## PROBLEM REQUIREMENTS
Look through the data below and count each line where the word "ENVIO" appears. Reply with the count alone.
==== DATA SHOWN ====
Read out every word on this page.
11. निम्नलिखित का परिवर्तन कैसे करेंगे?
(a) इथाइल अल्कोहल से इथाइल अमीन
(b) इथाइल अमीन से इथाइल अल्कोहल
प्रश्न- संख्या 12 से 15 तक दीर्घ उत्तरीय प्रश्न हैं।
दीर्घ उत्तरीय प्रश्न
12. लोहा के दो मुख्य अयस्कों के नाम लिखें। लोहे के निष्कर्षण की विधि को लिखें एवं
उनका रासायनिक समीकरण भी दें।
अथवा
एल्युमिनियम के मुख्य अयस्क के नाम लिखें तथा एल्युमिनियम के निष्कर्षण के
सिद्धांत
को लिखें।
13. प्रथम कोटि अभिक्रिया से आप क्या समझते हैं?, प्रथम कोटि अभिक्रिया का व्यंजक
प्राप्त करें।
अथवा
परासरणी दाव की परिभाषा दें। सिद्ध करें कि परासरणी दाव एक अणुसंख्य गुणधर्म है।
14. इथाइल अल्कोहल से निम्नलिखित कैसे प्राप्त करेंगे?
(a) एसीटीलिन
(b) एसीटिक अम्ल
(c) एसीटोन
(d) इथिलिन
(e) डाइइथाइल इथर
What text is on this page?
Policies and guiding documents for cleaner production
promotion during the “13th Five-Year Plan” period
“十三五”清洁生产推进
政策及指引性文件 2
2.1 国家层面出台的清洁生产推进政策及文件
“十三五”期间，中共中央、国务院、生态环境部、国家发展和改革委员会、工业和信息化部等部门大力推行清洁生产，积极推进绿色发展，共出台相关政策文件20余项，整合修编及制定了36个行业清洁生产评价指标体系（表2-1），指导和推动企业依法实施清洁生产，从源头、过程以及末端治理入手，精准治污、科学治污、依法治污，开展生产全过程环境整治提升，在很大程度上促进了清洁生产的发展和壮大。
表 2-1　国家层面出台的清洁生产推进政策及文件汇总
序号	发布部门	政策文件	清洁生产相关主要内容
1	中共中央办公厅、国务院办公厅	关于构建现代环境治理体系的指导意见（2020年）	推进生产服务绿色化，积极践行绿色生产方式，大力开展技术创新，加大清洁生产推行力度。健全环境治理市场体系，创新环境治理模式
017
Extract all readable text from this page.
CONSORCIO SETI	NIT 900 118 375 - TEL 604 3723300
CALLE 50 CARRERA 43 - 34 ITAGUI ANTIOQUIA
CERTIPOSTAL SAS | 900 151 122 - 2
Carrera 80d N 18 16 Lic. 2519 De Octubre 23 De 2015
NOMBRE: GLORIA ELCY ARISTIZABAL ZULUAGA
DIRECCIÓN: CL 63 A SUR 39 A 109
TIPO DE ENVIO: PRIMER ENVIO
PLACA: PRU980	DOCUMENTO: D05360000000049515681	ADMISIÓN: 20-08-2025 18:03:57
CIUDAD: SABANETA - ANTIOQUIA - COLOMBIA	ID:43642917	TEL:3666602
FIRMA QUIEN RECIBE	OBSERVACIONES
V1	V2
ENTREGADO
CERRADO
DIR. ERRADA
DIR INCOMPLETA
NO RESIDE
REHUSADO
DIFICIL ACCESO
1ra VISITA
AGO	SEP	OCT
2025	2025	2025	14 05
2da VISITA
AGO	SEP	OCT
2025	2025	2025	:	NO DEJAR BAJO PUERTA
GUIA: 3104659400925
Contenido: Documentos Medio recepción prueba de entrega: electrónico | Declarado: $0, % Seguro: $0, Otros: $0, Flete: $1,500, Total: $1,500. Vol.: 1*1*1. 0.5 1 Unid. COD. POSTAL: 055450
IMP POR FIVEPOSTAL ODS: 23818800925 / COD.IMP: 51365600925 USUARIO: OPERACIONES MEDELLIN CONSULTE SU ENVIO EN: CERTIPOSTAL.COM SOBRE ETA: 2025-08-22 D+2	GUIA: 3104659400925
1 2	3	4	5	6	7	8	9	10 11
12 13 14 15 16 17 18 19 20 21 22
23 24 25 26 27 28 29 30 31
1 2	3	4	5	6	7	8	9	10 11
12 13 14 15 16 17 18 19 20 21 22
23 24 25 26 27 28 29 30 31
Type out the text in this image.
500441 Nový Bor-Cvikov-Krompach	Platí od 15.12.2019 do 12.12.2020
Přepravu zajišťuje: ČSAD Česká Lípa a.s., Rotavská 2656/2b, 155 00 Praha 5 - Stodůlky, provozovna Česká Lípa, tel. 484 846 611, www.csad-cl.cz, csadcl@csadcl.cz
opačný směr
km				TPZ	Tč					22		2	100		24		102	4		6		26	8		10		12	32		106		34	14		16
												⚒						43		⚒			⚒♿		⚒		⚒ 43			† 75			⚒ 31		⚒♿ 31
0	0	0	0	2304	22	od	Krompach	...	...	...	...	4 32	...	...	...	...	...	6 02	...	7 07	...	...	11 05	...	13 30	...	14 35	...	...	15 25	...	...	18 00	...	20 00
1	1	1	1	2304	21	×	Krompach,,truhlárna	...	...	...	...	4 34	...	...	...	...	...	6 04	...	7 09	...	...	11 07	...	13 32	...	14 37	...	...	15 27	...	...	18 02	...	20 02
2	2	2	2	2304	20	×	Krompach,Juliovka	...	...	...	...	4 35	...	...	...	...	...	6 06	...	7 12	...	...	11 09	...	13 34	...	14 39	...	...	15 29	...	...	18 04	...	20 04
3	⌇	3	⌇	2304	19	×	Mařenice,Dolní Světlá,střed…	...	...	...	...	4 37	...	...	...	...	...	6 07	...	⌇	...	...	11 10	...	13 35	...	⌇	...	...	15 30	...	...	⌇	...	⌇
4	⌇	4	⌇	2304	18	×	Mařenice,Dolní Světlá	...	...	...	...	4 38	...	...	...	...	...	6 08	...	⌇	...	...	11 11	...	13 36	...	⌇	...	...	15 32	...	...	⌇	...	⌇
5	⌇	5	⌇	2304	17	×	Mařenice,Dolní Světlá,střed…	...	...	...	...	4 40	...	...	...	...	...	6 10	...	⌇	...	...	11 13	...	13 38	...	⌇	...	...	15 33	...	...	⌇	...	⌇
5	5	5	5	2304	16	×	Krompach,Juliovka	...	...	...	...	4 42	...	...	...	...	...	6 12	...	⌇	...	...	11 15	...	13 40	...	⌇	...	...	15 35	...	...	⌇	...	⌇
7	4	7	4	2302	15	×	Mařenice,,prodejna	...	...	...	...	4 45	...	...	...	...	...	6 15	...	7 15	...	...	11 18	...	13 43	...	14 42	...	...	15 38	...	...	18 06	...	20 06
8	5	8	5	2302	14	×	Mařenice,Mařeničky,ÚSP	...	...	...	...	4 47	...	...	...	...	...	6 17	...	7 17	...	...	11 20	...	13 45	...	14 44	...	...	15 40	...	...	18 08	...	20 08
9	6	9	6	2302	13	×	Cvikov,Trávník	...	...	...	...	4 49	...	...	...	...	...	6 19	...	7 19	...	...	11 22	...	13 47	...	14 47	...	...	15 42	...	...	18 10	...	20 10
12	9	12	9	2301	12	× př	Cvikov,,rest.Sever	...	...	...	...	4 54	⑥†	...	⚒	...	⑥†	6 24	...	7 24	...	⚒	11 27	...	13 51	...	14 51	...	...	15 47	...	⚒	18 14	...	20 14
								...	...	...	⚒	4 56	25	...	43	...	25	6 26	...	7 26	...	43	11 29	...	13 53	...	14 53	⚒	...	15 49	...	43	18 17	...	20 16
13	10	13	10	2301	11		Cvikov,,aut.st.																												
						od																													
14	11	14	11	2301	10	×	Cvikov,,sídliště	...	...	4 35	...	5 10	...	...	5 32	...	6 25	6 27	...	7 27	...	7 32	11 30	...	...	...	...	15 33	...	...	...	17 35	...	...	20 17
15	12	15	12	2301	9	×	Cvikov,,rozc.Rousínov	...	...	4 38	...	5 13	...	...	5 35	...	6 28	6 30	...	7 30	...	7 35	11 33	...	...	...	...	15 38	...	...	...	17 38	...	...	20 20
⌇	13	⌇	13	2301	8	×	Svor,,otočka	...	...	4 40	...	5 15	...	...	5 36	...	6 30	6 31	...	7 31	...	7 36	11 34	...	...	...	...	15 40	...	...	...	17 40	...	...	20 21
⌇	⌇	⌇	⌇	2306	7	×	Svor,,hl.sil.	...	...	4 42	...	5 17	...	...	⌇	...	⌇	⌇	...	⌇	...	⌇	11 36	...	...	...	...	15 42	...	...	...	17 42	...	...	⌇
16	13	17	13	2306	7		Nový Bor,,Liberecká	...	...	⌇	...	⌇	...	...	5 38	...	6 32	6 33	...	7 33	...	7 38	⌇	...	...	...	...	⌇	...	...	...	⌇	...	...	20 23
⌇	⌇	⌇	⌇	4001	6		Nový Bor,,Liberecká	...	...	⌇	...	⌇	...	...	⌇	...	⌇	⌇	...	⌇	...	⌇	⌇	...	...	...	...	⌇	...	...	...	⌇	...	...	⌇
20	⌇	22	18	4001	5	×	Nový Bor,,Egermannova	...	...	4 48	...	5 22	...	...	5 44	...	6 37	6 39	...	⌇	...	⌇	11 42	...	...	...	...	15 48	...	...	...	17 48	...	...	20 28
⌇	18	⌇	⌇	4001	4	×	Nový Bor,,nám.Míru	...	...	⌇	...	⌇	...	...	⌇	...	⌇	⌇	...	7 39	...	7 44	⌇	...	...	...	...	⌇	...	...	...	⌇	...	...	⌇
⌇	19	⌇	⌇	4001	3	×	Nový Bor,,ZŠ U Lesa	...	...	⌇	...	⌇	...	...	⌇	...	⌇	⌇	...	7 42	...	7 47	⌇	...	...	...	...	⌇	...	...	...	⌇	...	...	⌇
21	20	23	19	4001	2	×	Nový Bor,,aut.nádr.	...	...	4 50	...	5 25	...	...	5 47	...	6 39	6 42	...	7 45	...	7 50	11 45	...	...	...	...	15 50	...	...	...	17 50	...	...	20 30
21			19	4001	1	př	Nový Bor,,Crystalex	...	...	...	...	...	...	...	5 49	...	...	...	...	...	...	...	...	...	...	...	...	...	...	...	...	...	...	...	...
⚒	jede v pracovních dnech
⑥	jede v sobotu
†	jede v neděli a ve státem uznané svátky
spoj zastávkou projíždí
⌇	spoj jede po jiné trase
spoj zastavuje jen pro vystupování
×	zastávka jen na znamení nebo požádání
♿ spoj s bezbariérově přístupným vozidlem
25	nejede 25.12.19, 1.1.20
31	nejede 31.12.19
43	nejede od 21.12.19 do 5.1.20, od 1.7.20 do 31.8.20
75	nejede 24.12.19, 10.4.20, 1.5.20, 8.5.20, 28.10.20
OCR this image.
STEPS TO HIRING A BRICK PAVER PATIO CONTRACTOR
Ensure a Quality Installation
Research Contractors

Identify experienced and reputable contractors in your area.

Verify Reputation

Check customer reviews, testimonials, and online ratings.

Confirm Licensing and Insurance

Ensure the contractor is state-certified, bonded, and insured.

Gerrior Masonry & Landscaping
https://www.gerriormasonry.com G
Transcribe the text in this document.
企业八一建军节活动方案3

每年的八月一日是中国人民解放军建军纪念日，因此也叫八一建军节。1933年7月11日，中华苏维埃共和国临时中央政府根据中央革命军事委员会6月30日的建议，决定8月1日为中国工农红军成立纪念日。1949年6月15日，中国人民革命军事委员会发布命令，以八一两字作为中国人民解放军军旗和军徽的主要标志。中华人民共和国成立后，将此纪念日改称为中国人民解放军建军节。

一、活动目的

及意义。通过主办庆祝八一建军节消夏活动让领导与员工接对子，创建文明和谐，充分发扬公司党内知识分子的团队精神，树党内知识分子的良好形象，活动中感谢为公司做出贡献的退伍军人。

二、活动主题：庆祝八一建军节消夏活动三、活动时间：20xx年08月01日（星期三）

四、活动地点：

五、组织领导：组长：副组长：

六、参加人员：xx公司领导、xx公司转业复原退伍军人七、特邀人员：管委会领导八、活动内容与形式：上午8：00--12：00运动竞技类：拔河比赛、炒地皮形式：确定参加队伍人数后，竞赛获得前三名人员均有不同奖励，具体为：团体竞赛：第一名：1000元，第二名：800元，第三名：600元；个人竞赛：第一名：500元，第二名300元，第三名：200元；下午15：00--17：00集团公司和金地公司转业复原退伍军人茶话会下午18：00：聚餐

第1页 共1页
====
## THE COMPLETED TASK
2